[START OF ENTRIES PROVIDED]
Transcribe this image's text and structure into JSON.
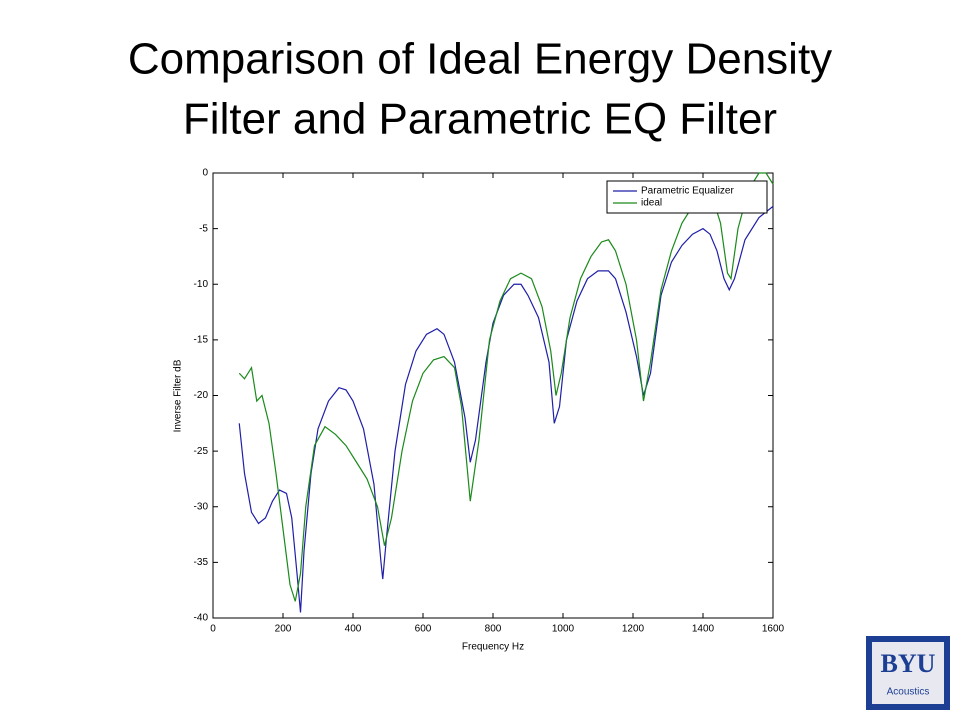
{
  "chart_data": {
    "type": "line",
    "title": [
      "Comparison of Ideal Energy Density",
      "Filter and Parametric EQ Filter"
    ],
    "x_label": "Frequency Hz",
    "y_label": "Inverse Filter dB",
    "xlim": [
      0,
      1600
    ],
    "ylim": [
      -40,
      0
    ],
    "xticks": [
      0,
      200,
      400,
      600,
      800,
      1000,
      1200,
      1400,
      1600
    ],
    "yticks": [
      0,
      -5,
      -10,
      -15,
      -20,
      -25,
      -30,
      -35,
      -40
    ],
    "grid": false,
    "legend": "upper right",
    "series": [
      {
        "name": "Parametric Equalizer",
        "color": "#1f1fa8",
        "x": [
          75,
          90,
          110,
          130,
          150,
          170,
          190,
          210,
          225,
          240,
          250,
          260,
          280,
          300,
          330,
          360,
          380,
          400,
          430,
          460,
          480,
          485,
          495,
          520,
          550,
          580,
          610,
          640,
          660,
          690,
          720,
          735,
          750,
          780,
          800,
          830,
          860,
          880,
          900,
          930,
          960,
          975,
          990,
          1010,
          1040,
          1070,
          1100,
          1130,
          1150,
          1180,
          1210,
          1230,
          1250,
          1280,
          1310,
          1340,
          1370,
          1400,
          1420,
          1440,
          1460,
          1475,
          1490,
          1520,
          1560,
          1600
        ],
        "values": [
          -22.5,
          -27,
          -30.5,
          -31.5,
          -31,
          -29.5,
          -28.5,
          -28.8,
          -31,
          -36,
          -39.5,
          -34,
          -27,
          -23,
          -20.5,
          -19.3,
          -19.5,
          -20.5,
          -23,
          -28,
          -35,
          -36.5,
          -33,
          -25,
          -19,
          -16,
          -14.5,
          -14,
          -14.5,
          -17,
          -22,
          -26,
          -24,
          -17,
          -13.5,
          -11,
          -10,
          -10,
          -11,
          -13,
          -17,
          -22.5,
          -21,
          -15,
          -11.5,
          -9.5,
          -8.8,
          -8.8,
          -9.5,
          -12.5,
          -16.5,
          -20,
          -18,
          -11,
          -8,
          -6.5,
          -5.5,
          -5,
          -5.5,
          -7,
          -9.5,
          -10.5,
          -9.5,
          -6,
          -4,
          -3
        ]
      },
      {
        "name": "ideal",
        "color": "#1a8a1a",
        "x": [
          75,
          90,
          110,
          125,
          140,
          160,
          180,
          200,
          220,
          235,
          250,
          265,
          290,
          320,
          350,
          380,
          410,
          440,
          470,
          490,
          510,
          540,
          570,
          600,
          630,
          660,
          690,
          710,
          735,
          760,
          790,
          820,
          850,
          880,
          910,
          940,
          965,
          980,
          995,
          1020,
          1050,
          1080,
          1110,
          1130,
          1150,
          1180,
          1210,
          1230,
          1250,
          1280,
          1310,
          1340,
          1370,
          1400,
          1430,
          1450,
          1470,
          1480,
          1500,
          1530,
          1560,
          1580,
          1600
        ],
        "values": [
          -18,
          -18.5,
          -17.5,
          -20.5,
          -20,
          -22.5,
          -27,
          -32,
          -37,
          -38.5,
          -36,
          -30,
          -24.5,
          -22.8,
          -23.5,
          -24.5,
          -26,
          -27.5,
          -30,
          -33.5,
          -31,
          -25,
          -20.5,
          -18,
          -16.8,
          -16.5,
          -17.5,
          -21,
          -29.5,
          -24,
          -15,
          -11.5,
          -9.5,
          -9,
          -9.5,
          -12,
          -16,
          -20,
          -18,
          -13,
          -9.5,
          -7.5,
          -6.2,
          -6,
          -7,
          -10,
          -15,
          -20.5,
          -17,
          -10.5,
          -7,
          -4.5,
          -3,
          -2,
          -2.5,
          -4.5,
          -9,
          -9.5,
          -5,
          -1.5,
          0,
          0,
          -1
        ]
      }
    ]
  },
  "logo": {
    "text": "BYU",
    "caption": "Acoustics"
  }
}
[END OF ENTRIES PROVIDED]
● **YOUR OBJECTIVE**: Leave out the pictures, and give all the records again exactly.

● **THE COMPLETED TASK**:
Transcribe this image's text and structure into JSON.
{
  "chart_data": {
    "type": "line",
    "title": [
      "Comparison of Ideal Energy Density",
      "Filter and Parametric EQ Filter"
    ],
    "x_label": "Frequency Hz",
    "y_label": "Inverse Filter dB",
    "xlim": [
      0,
      1600
    ],
    "ylim": [
      -40,
      0
    ],
    "xticks": [
      0,
      200,
      400,
      600,
      800,
      1000,
      1200,
      1400,
      1600
    ],
    "yticks": [
      0,
      -5,
      -10,
      -15,
      -20,
      -25,
      -30,
      -35,
      -40
    ],
    "grid": false,
    "legend": "upper right",
    "series": [
      {
        "name": "Parametric Equalizer",
        "color": "#1f1fa8",
        "x": [
          75,
          90,
          110,
          130,
          150,
          170,
          190,
          210,
          225,
          240,
          250,
          260,
          280,
          300,
          330,
          360,
          380,
          400,
          430,
          460,
          480,
          485,
          495,
          520,
          550,
          580,
          610,
          640,
          660,
          690,
          720,
          735,
          750,
          780,
          800,
          830,
          860,
          880,
          900,
          930,
          960,
          975,
          990,
          1010,
          1040,
          1070,
          1100,
          1130,
          1150,
          1180,
          1210,
          1230,
          1250,
          1280,
          1310,
          1340,
          1370,
          1400,
          1420,
          1440,
          1460,
          1475,
          1490,
          1520,
          1560,
          1600
        ],
        "values": [
          -22.5,
          -27,
          -30.5,
          -31.5,
          -31,
          -29.5,
          -28.5,
          -28.8,
          -31,
          -36,
          -39.5,
          -34,
          -27,
          -23,
          -20.5,
          -19.3,
          -19.5,
          -20.5,
          -23,
          -28,
          -35,
          -36.5,
          -33,
          -25,
          -19,
          -16,
          -14.5,
          -14,
          -14.5,
          -17,
          -22,
          -26,
          -24,
          -17,
          -13.5,
          -11,
          -10,
          -10,
          -11,
          -13,
          -17,
          -22.5,
          -21,
          -15,
          -11.5,
          -9.5,
          -8.8,
          -8.8,
          -9.5,
          -12.5,
          -16.5,
          -20,
          -18,
          -11,
          -8,
          -6.5,
          -5.5,
          -5,
          -5.5,
          -7,
          -9.5,
          -10.5,
          -9.5,
          -6,
          -4,
          -3
        ]
      },
      {
        "name": "ideal",
        "color": "#1a8a1a",
        "x": [
          75,
          90,
          110,
          125,
          140,
          160,
          180,
          200,
          220,
          235,
          250,
          265,
          290,
          320,
          350,
          380,
          410,
          440,
          470,
          490,
          510,
          540,
          570,
          600,
          630,
          660,
          690,
          710,
          735,
          760,
          790,
          820,
          850,
          880,
          910,
          940,
          965,
          980,
          995,
          1020,
          1050,
          1080,
          1110,
          1130,
          1150,
          1180,
          1210,
          1230,
          1250,
          1280,
          1310,
          1340,
          1370,
          1400,
          1430,
          1450,
          1470,
          1480,
          1500,
          1530,
          1560,
          1580,
          1600
        ],
        "values": [
          -18,
          -18.5,
          -17.5,
          -20.5,
          -20,
          -22.5,
          -27,
          -32,
          -37,
          -38.5,
          -36,
          -30,
          -24.5,
          -22.8,
          -23.5,
          -24.5,
          -26,
          -27.5,
          -30,
          -33.5,
          -31,
          -25,
          -20.5,
          -18,
          -16.8,
          -16.5,
          -17.5,
          -21,
          -29.5,
          -24,
          -15,
          -11.5,
          -9.5,
          -9,
          -9.5,
          -12,
          -16,
          -20,
          -18,
          -13,
          -9.5,
          -7.5,
          -6.2,
          -6,
          -7,
          -10,
          -15,
          -20.5,
          -17,
          -10.5,
          -7,
          -4.5,
          -3,
          -2,
          -2.5,
          -4.5,
          -9,
          -9.5,
          -5,
          -1.5,
          0,
          0,
          -1
        ]
      }
    ]
  },
  "logo": {
    "text": "BYU",
    "caption": "Acoustics"
  }
}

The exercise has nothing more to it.